→ Data for processing
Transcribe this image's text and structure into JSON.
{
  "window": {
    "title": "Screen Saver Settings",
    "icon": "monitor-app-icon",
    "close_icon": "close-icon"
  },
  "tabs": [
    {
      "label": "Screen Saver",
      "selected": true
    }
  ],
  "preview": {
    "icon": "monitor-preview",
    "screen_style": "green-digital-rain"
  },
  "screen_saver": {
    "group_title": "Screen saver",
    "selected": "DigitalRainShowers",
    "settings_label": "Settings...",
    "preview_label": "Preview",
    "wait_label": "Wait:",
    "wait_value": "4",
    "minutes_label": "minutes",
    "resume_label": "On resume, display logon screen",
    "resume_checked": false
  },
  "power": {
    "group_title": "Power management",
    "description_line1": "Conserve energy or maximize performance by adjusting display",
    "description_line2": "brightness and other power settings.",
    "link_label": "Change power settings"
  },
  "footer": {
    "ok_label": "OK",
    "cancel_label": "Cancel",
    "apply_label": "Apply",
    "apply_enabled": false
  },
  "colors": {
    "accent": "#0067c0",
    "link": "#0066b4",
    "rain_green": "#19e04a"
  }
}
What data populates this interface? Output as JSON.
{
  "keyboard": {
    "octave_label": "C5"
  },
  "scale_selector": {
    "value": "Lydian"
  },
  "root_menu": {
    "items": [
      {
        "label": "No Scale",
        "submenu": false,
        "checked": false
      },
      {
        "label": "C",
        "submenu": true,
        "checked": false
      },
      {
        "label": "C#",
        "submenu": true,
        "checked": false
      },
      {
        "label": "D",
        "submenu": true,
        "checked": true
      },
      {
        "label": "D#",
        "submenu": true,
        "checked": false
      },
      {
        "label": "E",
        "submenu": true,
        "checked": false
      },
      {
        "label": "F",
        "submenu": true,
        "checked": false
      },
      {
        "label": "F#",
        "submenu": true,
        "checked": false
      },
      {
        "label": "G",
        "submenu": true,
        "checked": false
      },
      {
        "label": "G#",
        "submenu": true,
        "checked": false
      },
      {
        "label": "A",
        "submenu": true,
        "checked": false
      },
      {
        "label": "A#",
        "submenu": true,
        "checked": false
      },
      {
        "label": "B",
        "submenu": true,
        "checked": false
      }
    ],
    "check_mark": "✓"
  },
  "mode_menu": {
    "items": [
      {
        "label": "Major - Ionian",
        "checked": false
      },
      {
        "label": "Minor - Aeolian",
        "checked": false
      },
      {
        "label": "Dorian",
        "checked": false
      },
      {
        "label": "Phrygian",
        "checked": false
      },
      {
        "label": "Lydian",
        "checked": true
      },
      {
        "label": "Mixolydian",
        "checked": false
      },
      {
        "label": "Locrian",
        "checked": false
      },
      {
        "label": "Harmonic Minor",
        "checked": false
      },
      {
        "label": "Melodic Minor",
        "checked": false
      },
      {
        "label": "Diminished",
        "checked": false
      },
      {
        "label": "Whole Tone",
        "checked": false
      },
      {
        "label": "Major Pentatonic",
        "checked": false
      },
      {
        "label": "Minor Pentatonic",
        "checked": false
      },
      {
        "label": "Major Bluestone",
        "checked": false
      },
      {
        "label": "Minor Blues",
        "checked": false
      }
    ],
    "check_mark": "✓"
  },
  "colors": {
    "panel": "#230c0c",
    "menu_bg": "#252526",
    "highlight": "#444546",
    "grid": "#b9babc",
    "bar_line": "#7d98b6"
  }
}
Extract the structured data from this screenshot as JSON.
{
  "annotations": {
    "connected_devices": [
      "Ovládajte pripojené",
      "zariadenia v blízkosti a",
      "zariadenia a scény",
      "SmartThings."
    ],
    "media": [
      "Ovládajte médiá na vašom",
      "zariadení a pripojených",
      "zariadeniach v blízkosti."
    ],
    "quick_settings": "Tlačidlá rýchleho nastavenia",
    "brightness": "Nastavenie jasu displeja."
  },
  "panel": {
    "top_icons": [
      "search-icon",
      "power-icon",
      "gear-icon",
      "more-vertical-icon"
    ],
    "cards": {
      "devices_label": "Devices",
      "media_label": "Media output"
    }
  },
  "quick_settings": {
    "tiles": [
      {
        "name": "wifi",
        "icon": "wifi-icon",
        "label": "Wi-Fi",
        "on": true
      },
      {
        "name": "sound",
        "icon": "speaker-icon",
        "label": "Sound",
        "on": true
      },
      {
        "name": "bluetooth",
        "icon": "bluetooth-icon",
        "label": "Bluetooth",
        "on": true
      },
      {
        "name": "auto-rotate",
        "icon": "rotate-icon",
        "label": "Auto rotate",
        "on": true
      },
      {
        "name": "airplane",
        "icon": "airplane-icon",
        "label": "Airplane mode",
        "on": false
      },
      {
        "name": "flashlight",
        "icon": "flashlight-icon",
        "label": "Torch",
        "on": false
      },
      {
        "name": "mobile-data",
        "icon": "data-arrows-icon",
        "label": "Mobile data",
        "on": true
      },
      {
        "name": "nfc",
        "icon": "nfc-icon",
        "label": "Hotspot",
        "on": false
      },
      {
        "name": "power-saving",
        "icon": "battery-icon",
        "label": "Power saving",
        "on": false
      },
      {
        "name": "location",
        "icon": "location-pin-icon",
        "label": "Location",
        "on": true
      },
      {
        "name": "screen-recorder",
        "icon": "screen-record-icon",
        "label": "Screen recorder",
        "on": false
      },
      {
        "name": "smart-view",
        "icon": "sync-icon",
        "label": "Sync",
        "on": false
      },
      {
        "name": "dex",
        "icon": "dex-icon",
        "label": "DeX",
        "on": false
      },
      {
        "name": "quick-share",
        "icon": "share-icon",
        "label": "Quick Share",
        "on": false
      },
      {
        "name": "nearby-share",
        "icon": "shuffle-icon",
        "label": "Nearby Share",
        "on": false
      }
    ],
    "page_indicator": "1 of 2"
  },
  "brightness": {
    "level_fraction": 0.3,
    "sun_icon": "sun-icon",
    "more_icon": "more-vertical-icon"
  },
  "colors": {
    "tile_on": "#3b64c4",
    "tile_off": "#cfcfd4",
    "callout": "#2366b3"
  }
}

* * *

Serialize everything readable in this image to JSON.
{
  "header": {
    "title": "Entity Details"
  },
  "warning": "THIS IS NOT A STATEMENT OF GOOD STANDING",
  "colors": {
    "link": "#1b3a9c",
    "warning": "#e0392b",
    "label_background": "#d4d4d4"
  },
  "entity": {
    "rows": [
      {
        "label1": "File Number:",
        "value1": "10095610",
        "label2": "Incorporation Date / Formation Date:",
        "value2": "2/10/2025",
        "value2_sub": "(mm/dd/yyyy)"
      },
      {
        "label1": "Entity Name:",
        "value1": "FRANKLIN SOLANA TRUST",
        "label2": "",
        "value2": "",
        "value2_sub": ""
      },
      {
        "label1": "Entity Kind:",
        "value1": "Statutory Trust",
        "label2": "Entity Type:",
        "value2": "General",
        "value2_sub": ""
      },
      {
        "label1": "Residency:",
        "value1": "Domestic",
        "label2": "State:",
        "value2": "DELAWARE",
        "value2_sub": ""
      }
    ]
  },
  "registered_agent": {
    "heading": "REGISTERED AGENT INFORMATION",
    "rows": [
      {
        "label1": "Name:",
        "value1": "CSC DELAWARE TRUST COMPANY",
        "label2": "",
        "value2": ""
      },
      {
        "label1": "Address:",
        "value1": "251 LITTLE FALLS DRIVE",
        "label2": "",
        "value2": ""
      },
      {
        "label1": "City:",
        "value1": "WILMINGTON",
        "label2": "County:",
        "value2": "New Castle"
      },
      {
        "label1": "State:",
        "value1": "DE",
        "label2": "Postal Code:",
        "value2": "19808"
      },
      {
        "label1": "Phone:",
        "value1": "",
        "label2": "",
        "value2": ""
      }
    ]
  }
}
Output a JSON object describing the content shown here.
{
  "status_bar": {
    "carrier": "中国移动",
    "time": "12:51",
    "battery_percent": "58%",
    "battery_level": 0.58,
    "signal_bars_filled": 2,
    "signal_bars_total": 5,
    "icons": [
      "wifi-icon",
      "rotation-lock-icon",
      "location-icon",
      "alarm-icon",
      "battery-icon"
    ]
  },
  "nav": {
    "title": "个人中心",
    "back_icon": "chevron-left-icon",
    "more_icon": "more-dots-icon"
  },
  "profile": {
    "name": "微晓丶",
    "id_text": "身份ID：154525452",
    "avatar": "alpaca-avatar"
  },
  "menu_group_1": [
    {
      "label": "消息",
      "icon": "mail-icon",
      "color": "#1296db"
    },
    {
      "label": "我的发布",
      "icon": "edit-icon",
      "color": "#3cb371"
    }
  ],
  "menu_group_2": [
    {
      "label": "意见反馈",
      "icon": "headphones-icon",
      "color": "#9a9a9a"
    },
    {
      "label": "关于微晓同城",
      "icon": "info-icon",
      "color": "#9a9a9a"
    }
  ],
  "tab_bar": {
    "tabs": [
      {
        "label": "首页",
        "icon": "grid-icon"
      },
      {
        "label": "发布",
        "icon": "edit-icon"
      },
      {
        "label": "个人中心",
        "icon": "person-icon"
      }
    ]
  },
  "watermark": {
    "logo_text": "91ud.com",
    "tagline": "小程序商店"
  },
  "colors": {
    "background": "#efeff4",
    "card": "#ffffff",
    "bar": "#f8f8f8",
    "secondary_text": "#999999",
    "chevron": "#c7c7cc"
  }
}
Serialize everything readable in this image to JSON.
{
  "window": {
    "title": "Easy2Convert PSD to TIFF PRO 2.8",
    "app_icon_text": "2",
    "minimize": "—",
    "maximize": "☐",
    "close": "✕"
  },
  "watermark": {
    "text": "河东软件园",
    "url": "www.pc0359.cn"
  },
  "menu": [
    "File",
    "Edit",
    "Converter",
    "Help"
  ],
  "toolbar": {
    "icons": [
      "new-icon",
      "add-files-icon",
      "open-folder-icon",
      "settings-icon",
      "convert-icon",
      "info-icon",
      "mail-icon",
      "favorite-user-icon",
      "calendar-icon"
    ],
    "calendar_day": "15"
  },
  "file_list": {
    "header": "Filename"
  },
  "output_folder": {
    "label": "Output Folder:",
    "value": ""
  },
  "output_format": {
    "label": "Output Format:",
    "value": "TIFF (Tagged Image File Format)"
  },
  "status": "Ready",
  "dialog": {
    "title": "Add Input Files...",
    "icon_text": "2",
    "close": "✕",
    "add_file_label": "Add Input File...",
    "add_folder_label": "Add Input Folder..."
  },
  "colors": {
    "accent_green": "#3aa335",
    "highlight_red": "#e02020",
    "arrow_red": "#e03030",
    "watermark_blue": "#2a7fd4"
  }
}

→ Task goal
Above are several records. Count the lines among them that contain "warning" and give only the total.

→ Solved exercise
2